PROBLEM STATEMENT:
Report only the number of lines in the records that contain the word "title".

EXERCISE DATA:
[START]

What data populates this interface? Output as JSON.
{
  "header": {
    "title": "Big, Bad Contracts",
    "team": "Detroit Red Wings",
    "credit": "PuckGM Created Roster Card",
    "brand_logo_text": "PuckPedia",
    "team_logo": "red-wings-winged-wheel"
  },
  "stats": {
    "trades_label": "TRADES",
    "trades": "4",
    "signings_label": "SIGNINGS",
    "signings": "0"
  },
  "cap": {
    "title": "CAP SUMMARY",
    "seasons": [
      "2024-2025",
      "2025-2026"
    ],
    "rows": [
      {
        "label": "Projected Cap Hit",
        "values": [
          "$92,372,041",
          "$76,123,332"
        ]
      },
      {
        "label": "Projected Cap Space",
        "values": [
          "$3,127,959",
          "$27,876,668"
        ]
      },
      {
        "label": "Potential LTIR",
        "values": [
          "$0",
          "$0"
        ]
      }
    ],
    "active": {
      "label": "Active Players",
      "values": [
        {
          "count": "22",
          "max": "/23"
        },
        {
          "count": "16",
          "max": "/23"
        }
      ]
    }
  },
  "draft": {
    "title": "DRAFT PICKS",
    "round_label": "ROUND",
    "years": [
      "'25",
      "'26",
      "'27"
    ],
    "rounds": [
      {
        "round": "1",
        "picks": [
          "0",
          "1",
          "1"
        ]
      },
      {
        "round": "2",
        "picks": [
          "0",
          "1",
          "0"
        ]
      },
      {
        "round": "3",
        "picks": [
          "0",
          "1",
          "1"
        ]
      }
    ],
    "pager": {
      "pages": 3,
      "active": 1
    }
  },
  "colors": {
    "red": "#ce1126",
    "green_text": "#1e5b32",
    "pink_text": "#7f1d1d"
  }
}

[END]

FINAL ANSWER:
3